* Start Data supplied *

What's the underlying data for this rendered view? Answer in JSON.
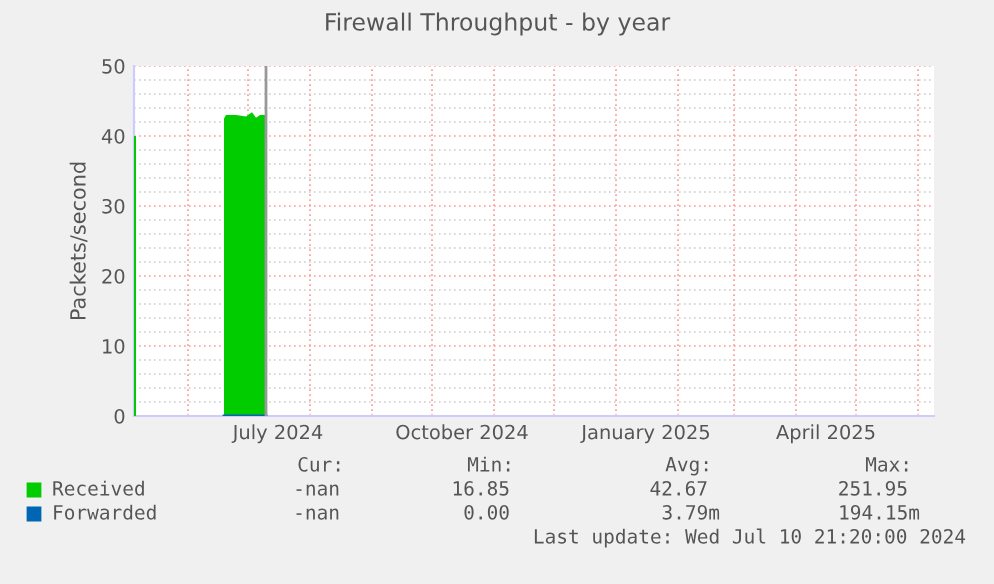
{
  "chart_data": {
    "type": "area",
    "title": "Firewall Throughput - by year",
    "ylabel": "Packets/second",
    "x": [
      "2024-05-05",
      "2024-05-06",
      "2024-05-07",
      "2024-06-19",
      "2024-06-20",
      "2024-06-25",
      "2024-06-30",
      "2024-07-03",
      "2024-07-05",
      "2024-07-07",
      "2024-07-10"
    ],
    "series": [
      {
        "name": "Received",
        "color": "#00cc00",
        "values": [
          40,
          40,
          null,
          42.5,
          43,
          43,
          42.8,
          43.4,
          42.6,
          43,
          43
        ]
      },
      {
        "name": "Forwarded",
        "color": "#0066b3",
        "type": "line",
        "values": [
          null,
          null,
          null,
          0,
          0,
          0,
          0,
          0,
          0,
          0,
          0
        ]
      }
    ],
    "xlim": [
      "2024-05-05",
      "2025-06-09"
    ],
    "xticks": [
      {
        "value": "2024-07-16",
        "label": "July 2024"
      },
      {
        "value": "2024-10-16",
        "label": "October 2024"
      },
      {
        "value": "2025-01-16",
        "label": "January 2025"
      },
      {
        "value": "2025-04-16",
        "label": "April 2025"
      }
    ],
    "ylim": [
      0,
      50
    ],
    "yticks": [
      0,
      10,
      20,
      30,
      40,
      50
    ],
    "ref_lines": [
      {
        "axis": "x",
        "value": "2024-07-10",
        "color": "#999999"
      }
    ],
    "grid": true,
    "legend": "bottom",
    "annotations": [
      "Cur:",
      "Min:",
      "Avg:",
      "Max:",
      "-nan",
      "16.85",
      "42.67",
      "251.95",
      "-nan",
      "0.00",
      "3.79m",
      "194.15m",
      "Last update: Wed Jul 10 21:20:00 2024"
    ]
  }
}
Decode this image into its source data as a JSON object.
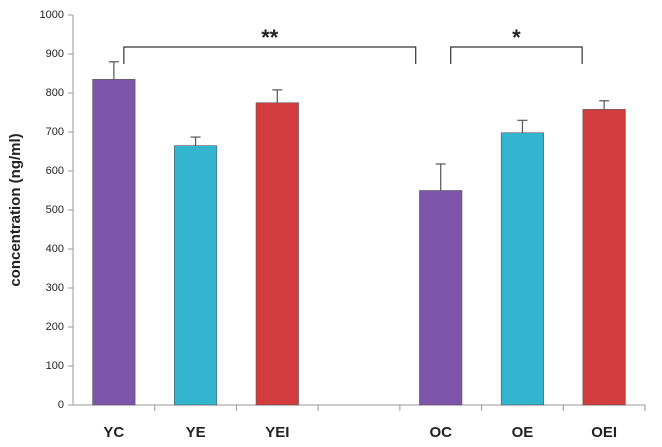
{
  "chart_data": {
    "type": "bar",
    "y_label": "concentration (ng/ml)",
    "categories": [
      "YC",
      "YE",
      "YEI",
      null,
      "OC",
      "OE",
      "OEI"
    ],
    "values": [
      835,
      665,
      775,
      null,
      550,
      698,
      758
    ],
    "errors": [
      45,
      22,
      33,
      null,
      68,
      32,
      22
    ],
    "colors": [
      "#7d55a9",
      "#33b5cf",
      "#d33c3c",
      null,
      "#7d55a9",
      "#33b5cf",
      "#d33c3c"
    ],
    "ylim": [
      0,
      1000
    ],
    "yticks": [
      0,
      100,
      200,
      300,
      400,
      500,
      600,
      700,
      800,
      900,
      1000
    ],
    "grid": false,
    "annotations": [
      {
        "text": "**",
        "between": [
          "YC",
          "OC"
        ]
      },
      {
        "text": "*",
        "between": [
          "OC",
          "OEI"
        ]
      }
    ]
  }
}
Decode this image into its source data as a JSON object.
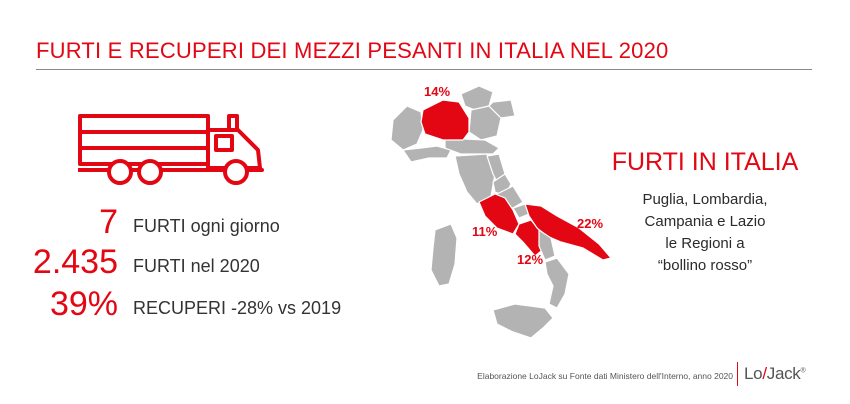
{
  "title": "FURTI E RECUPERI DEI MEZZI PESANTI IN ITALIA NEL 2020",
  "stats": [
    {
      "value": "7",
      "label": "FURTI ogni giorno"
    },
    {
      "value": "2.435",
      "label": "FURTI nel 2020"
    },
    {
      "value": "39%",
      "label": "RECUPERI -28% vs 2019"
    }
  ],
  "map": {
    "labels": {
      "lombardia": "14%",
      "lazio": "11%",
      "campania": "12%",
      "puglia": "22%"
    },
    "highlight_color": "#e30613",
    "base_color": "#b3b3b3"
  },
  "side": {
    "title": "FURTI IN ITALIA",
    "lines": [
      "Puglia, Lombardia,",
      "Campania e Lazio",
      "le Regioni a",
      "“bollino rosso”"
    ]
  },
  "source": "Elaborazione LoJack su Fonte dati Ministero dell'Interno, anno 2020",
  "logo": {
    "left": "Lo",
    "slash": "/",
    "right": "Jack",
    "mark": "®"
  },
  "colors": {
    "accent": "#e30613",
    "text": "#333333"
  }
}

* End Data supplied *

*Exercise aim:*
Among the records above, find each line holding the string "ITALIA" and pull it out.

*Exercise output:*
  "title": "FURTI E RECUPERI DEI MEZZI PESANTI IN ITALIA NEL 2020",
    "title": "FURTI IN ITALIA",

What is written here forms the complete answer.